[Data extracted from a collection]
_ _ _ _ _ _ _

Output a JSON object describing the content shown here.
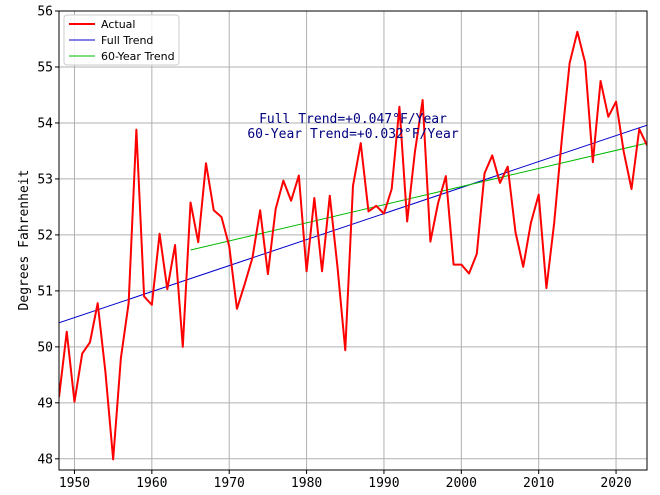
{
  "chart_data": {
    "type": "line",
    "ylabel": "Degrees Fahrenheit",
    "xlim": [
      1948,
      2024
    ],
    "ylim": [
      47.8,
      56
    ],
    "x_ticks": [
      1950,
      1960,
      1970,
      1980,
      1990,
      2000,
      2010,
      2020
    ],
    "y_ticks": [
      48,
      49,
      50,
      51,
      52,
      53,
      54,
      55,
      56
    ],
    "grid": true,
    "legend_position": "top-left",
    "annotations": [
      "Full Trend=+0.047°F/Year",
      "60-Year Trend=+0.032°F/Year"
    ],
    "series": [
      {
        "name": "Actual",
        "color": "#ff0000",
        "x": [
          1948,
          1949,
          1950,
          1951,
          1952,
          1953,
          1954,
          1955,
          1956,
          1957,
          1958,
          1959,
          1960,
          1961,
          1962,
          1963,
          1964,
          1965,
          1966,
          1967,
          1968,
          1969,
          1970,
          1971,
          1972,
          1973,
          1974,
          1975,
          1976,
          1977,
          1978,
          1979,
          1980,
          1981,
          1982,
          1983,
          1984,
          1985,
          1986,
          1987,
          1988,
          1989,
          1990,
          1991,
          1992,
          1993,
          1994,
          1995,
          1996,
          1997,
          1998,
          1999,
          2000,
          2001,
          2002,
          2003,
          2004,
          2005,
          2006,
          2007,
          2008,
          2009,
          2010,
          2011,
          2012,
          2013,
          2014,
          2015,
          2016,
          2017,
          2018,
          2019,
          2020,
          2021,
          2022,
          2023,
          2024
        ],
        "y": [
          49.1,
          50.27,
          49.02,
          49.88,
          50.08,
          50.78,
          49.55,
          47.99,
          49.8,
          50.78,
          53.88,
          50.9,
          50.75,
          52.02,
          51.03,
          51.82,
          50.0,
          52.58,
          51.87,
          53.28,
          52.44,
          52.32,
          51.8,
          50.68,
          51.12,
          51.59,
          52.44,
          51.3,
          52.46,
          52.97,
          52.61,
          53.06,
          51.35,
          52.66,
          51.35,
          52.7,
          51.42,
          49.94,
          52.88,
          53.64,
          52.42,
          52.52,
          52.38,
          52.82,
          54.29,
          52.24,
          53.48,
          54.41,
          51.88,
          52.57,
          53.05,
          51.47,
          51.47,
          51.31,
          51.66,
          53.1,
          53.42,
          52.93,
          53.22,
          52.05,
          51.43,
          52.22,
          52.72,
          51.05,
          52.21,
          53.72,
          55.07,
          55.63,
          55.08,
          53.3,
          54.75,
          54.11,
          54.38,
          53.48,
          52.82,
          53.89,
          53.6
        ]
      },
      {
        "name": "Full Trend",
        "color": "#0000cc",
        "x": [
          1948,
          2024
        ],
        "y": [
          50.43,
          53.96
        ]
      },
      {
        "name": "60-Year Trend",
        "color": "#00bb00",
        "x": [
          1965,
          2024
        ],
        "y": [
          51.73,
          53.64
        ]
      }
    ]
  }
}
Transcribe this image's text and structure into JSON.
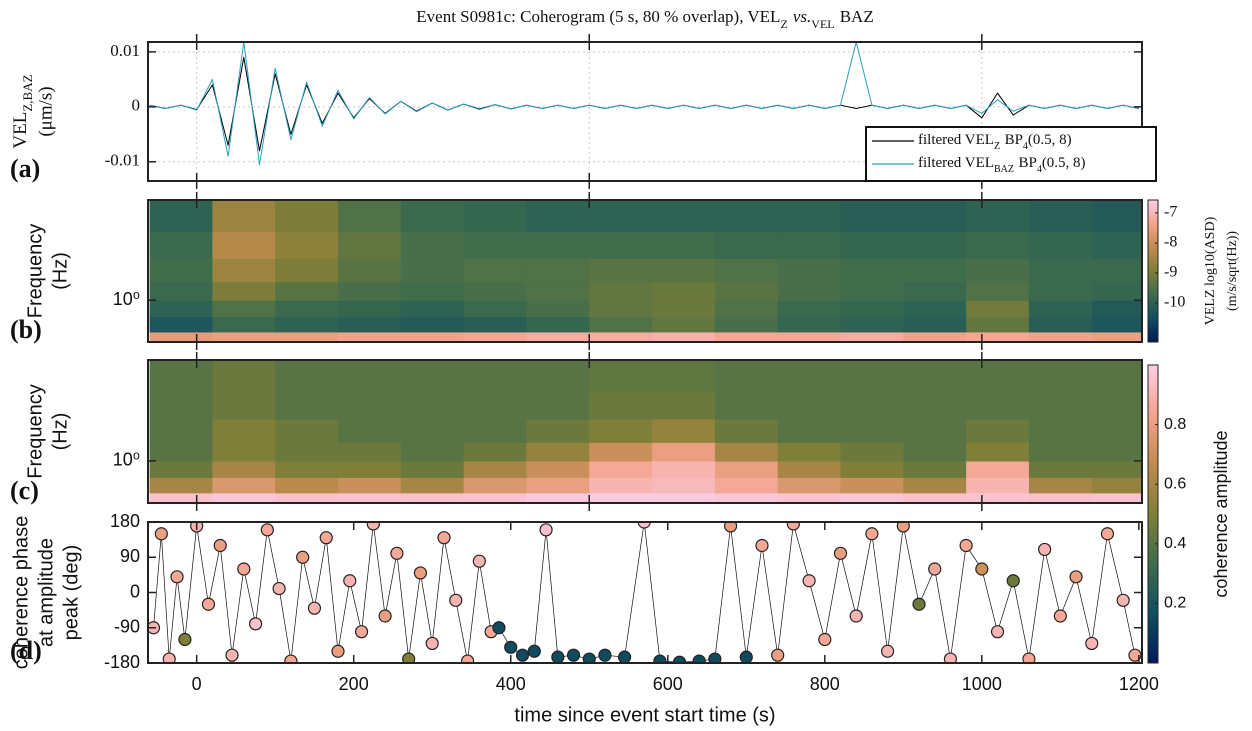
{
  "chart_data": [
    {
      "type": "line",
      "label": "(a)",
      "title": [
        "Event S0981c: Coherogram (5 s, 80 % overlap), VEL",
        "Z",
        "vs.",
        "VEL",
        "BAZ"
      ],
      "ylabel": [
        [
          "VEL",
          "Z,BAZ"
        ],
        "(μm/s)"
      ],
      "x": [
        -60,
        -40,
        -20,
        0,
        20,
        40,
        60,
        80,
        100,
        120,
        140,
        160,
        180,
        200,
        220,
        240,
        260,
        280,
        300,
        320,
        340,
        360,
        380,
        400,
        420,
        440,
        460,
        480,
        500,
        520,
        540,
        560,
        580,
        600,
        620,
        640,
        660,
        680,
        700,
        720,
        740,
        760,
        780,
        800,
        820,
        840,
        860,
        880,
        900,
        920,
        940,
        960,
        980,
        1000,
        1020,
        1040,
        1060,
        1080,
        1100,
        1120,
        1140,
        1160,
        1180,
        1200
      ],
      "xlim": [
        -62,
        1204
      ],
      "xticks": [
        0,
        500,
        1000
      ],
      "ylim": [
        -0.0135,
        0.0118
      ],
      "yticks": [
        -0.01,
        0,
        0.01
      ],
      "grid": true,
      "legend": "lower right",
      "series": [
        {
          "name": [
            "filtered VEL",
            "Z",
            "BP",
            "4",
            "(0.5, 8)"
          ],
          "color": "#000000",
          "values": [
            0.0003,
            -0.0003,
            0.0003,
            -0.0005,
            0.004,
            -0.007,
            0.009,
            -0.008,
            0.006,
            -0.005,
            0.004,
            -0.003,
            0.0025,
            -0.002,
            0.0015,
            -0.0012,
            0.001,
            -0.0008,
            0.0007,
            -0.0006,
            0.0005,
            -0.0004,
            0.0004,
            -0.0004,
            0.0003,
            -0.0003,
            0.0003,
            -0.0003,
            0.0003,
            -0.0003,
            0.0003,
            -0.0003,
            0.0003,
            -0.0003,
            0.0003,
            -0.0003,
            0.0003,
            -0.0003,
            0.0003,
            -0.0003,
            0.0003,
            -0.0003,
            0.0003,
            -0.0003,
            0.0003,
            -0.0003,
            0.0003,
            -0.0003,
            0.0003,
            -0.0003,
            0.0003,
            -0.0003,
            0.0003,
            -0.002,
            0.0025,
            -0.0015,
            0.0003,
            -0.0003,
            0.0003,
            -0.0003,
            0.0003,
            -0.0003,
            0.0003,
            -0.0003
          ]
        },
        {
          "name": [
            "filtered VEL",
            "BAZ",
            "BP",
            "4",
            "(0.5, 8)"
          ],
          "color": "#2b9fbe",
          "values": [
            0.0003,
            -0.0003,
            0.0003,
            -0.0006,
            0.005,
            -0.009,
            0.0118,
            -0.0105,
            0.007,
            -0.006,
            0.0045,
            -0.0035,
            0.003,
            -0.0022,
            0.0017,
            -0.0013,
            0.001,
            -0.0009,
            0.0007,
            -0.0006,
            0.0005,
            -0.0005,
            0.0004,
            -0.0004,
            0.0003,
            -0.0003,
            0.0003,
            -0.0003,
            0.0003,
            -0.0003,
            0.0003,
            -0.0003,
            0.0003,
            -0.0003,
            0.0003,
            -0.0003,
            0.0003,
            -0.0003,
            0.0003,
            -0.0003,
            0.0003,
            -0.0003,
            0.0003,
            -0.0003,
            0.0003,
            0.0118,
            0.0003,
            -0.0003,
            0.0003,
            -0.0003,
            0.0003,
            -0.0003,
            0.0003,
            -0.0012,
            0.0013,
            -0.0008,
            0.0003,
            -0.0003,
            0.0003,
            -0.0003,
            0.0003,
            -0.0003,
            0.0003,
            -0.0003
          ]
        }
      ]
    },
    {
      "type": "heatmap",
      "label": "(b)",
      "ylabel": [
        "Frequency",
        "(Hz)"
      ],
      "xbins": [
        -60,
        20,
        100,
        180,
        260,
        340,
        420,
        500,
        580,
        660,
        740,
        820,
        900,
        980,
        1060,
        1140,
        1220
      ],
      "ybins": [
        0.4,
        0.5,
        0.7,
        1,
        1.5,
        2.5,
        4.5,
        9
      ],
      "xlim": [
        -62,
        1204
      ],
      "xticks": [
        0,
        500,
        1000
      ],
      "ylim": [
        0.4,
        9
      ],
      "yscale": "log",
      "yticks": [
        {
          "value": 1,
          "label": "10⁰"
        }
      ],
      "values": [
        [
          -7.6,
          -7.5,
          -7.5,
          -7.4,
          -7.4,
          -7.3,
          -7.2,
          -7.2,
          -7.1,
          -7.3,
          -7.3,
          -7.2,
          -7.4,
          -7.3,
          -7.4,
          -7.5
        ],
        [
          -10.3,
          -9.8,
          -10,
          -10.1,
          -10.2,
          -10.1,
          -9.9,
          -9.5,
          -9.3,
          -9.6,
          -9.9,
          -10,
          -10.1,
          -9.3,
          -10.1,
          -10.3
        ],
        [
          -10,
          -9.5,
          -9.8,
          -9.9,
          -10,
          -9.8,
          -9.6,
          -9.3,
          -9.2,
          -9.5,
          -9.8,
          -9.9,
          -10,
          -9.1,
          -10,
          -10.2
        ],
        [
          -9.8,
          -9,
          -9.4,
          -9.6,
          -9.7,
          -9.6,
          -9.5,
          -9.3,
          -9.2,
          -9.4,
          -9.6,
          -9.7,
          -9.8,
          -9.5,
          -9.8,
          -9.9
        ],
        [
          -9.7,
          -8.6,
          -9,
          -9.4,
          -9.6,
          -9.5,
          -9.5,
          -9.4,
          -9.4,
          -9.5,
          -9.6,
          -9.7,
          -9.7,
          -9.6,
          -9.8,
          -9.8
        ],
        [
          -9.8,
          -8.3,
          -8.8,
          -9.3,
          -9.6,
          -9.7,
          -9.7,
          -9.7,
          -9.7,
          -9.8,
          -9.8,
          -9.9,
          -9.9,
          -9.8,
          -9.9,
          -10
        ],
        [
          -10,
          -8.6,
          -9,
          -9.5,
          -9.8,
          -9.9,
          -10,
          -10,
          -10,
          -10,
          -10,
          -10.1,
          -10.1,
          -10,
          -10.1,
          -10.2
        ]
      ],
      "clim": [
        -11.3,
        -6.57
      ],
      "cticks": [
        -10,
        -9,
        -8,
        -7
      ],
      "clabel": [
        "VELZ log10(ASD)",
        "(m/s/sqrt(Hz))"
      ],
      "colormap": [
        "#011959",
        "#114f60",
        "#3e6c4c",
        "#807f37",
        "#c08b4f",
        "#f4a48c",
        "#fccde8"
      ]
    },
    {
      "type": "heatmap",
      "label": "(c)",
      "ylabel": [
        "Frequency",
        "(Hz)"
      ],
      "xbins": [
        -60,
        20,
        100,
        180,
        260,
        340,
        420,
        500,
        580,
        660,
        740,
        820,
        900,
        980,
        1060,
        1140,
        1220
      ],
      "ybins": [
        0.4,
        0.5,
        0.7,
        1,
        1.5,
        2.5,
        4.5,
        9
      ],
      "xlim": [
        -62,
        1204
      ],
      "xticks": [
        0,
        500,
        1000
      ],
      "ylim": [
        0.4,
        9
      ],
      "yscale": "log",
      "yticks": [
        {
          "value": 1,
          "label": "10⁰"
        }
      ],
      "values": [
        [
          0.95,
          0.97,
          0.95,
          0.96,
          0.95,
          0.96,
          0.98,
          0.99,
          0.99,
          0.97,
          0.96,
          0.97,
          0.95,
          0.96,
          0.95,
          0.96
        ],
        [
          0.6,
          0.75,
          0.65,
          0.7,
          0.6,
          0.75,
          0.8,
          0.9,
          0.92,
          0.85,
          0.75,
          0.7,
          0.6,
          0.9,
          0.6,
          0.55
        ],
        [
          0.45,
          0.6,
          0.5,
          0.5,
          0.45,
          0.6,
          0.7,
          0.85,
          0.9,
          0.8,
          0.6,
          0.5,
          0.45,
          0.85,
          0.45,
          0.45
        ],
        [
          0.4,
          0.5,
          0.45,
          0.45,
          0.4,
          0.45,
          0.55,
          0.7,
          0.8,
          0.6,
          0.5,
          0.45,
          0.4,
          0.5,
          0.4,
          0.4
        ],
        [
          0.4,
          0.5,
          0.45,
          0.4,
          0.4,
          0.4,
          0.45,
          0.5,
          0.55,
          0.45,
          0.4,
          0.4,
          0.4,
          0.45,
          0.4,
          0.4
        ],
        [
          0.4,
          0.45,
          0.4,
          0.4,
          0.4,
          0.4,
          0.4,
          0.45,
          0.45,
          0.4,
          0.4,
          0.4,
          0.4,
          0.4,
          0.4,
          0.4
        ],
        [
          0.4,
          0.45,
          0.4,
          0.4,
          0.4,
          0.4,
          0.4,
          0.42,
          0.42,
          0.4,
          0.4,
          0.4,
          0.4,
          0.4,
          0.4,
          0.4
        ]
      ],
      "clim": [
        0,
        1
      ],
      "cticks": [
        0.2,
        0.4,
        0.6,
        0.8
      ],
      "clabel": [
        "coherence amplitude"
      ],
      "colormap": [
        "#011959",
        "#114f60",
        "#3e6c4c",
        "#807f37",
        "#c08b4f",
        "#f4a48c",
        "#fccde8"
      ]
    },
    {
      "type": "scatter",
      "label": "(d)",
      "ylabel": [
        "coherence phase",
        "at amplitude",
        "peak (deg)"
      ],
      "xlabel": "time since event start time (s)",
      "x": [
        -55,
        -45,
        -35,
        -25,
        -15,
        0,
        15,
        30,
        45,
        60,
        75,
        90,
        105,
        120,
        135,
        150,
        165,
        180,
        195,
        210,
        225,
        240,
        255,
        270,
        285,
        300,
        315,
        330,
        345,
        360,
        375,
        385,
        400,
        415,
        430,
        445,
        460,
        480,
        500,
        520,
        545,
        570,
        590,
        615,
        640,
        660,
        680,
        700,
        720,
        740,
        760,
        780,
        800,
        820,
        840,
        860,
        880,
        900,
        920,
        940,
        960,
        980,
        1000,
        1020,
        1040,
        1060,
        1080,
        1100,
        1120,
        1140,
        1160,
        1180,
        1195
      ],
      "values": [
        -90,
        150,
        -170,
        40,
        -120,
        170,
        -30,
        120,
        -160,
        60,
        -80,
        160,
        10,
        -175,
        90,
        -40,
        140,
        -150,
        30,
        -100,
        175,
        -60,
        100,
        -170,
        50,
        -130,
        140,
        -20,
        -175,
        80,
        -100,
        -90,
        -140,
        -160,
        -150,
        160,
        -165,
        -160,
        -170,
        -160,
        -165,
        180,
        -175,
        -178,
        -175,
        -170,
        170,
        -165,
        120,
        -160,
        175,
        30,
        -120,
        100,
        -60,
        150,
        -150,
        170,
        -30,
        60,
        -170,
        120,
        60,
        -100,
        30,
        -170,
        110,
        -60,
        40,
        -130,
        150,
        -20,
        -160
      ],
      "c": [
        0.9,
        0.8,
        0.9,
        0.85,
        0.5,
        0.9,
        0.85,
        0.8,
        0.9,
        0.85,
        0.95,
        0.85,
        0.9,
        0.85,
        0.8,
        0.9,
        0.85,
        0.8,
        0.9,
        0.85,
        0.9,
        0.8,
        0.85,
        0.5,
        0.8,
        0.9,
        0.85,
        0.9,
        0.85,
        0.9,
        0.85,
        0.15,
        0.15,
        0.15,
        0.15,
        0.95,
        0.15,
        0.15,
        0.15,
        0.15,
        0.15,
        0.95,
        0.15,
        0.15,
        0.15,
        0.15,
        0.8,
        0.15,
        0.85,
        0.8,
        0.85,
        0.9,
        0.85,
        0.8,
        0.9,
        0.85,
        0.9,
        0.8,
        0.45,
        0.85,
        0.9,
        0.85,
        0.7,
        0.9,
        0.45,
        0.85,
        0.9,
        0.85,
        0.8,
        0.9,
        0.85,
        0.9,
        0.85
      ],
      "xlim": [
        -62,
        1204
      ],
      "xticks": [
        0,
        200,
        400,
        600,
        800,
        1000,
        1200
      ],
      "ylim": [
        -180,
        180
      ],
      "yticks": [
        -180,
        -90,
        0,
        90,
        180
      ],
      "clim": [
        0,
        1
      ],
      "colormap": [
        "#011959",
        "#114f60",
        "#3e6c4c",
        "#807f37",
        "#c08b4f",
        "#f4a48c",
        "#fccde8"
      ]
    }
  ]
}
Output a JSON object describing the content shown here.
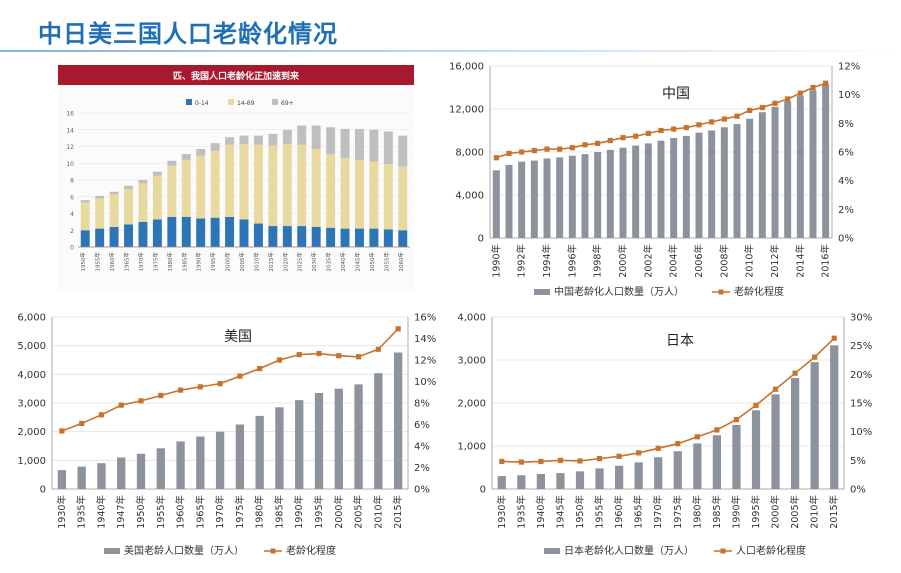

_ _ _ _ _ _ _

→ **AIM**: In the entries above, find every line with the word "Trend" and list it.

→ **THE RESPONSE**:
      "Full Trend=+0.047°F/Year",
      "60-Year Trend=+0.032°F/Year"
        "name": "Full Trend",
        "name": "60-Year Trend",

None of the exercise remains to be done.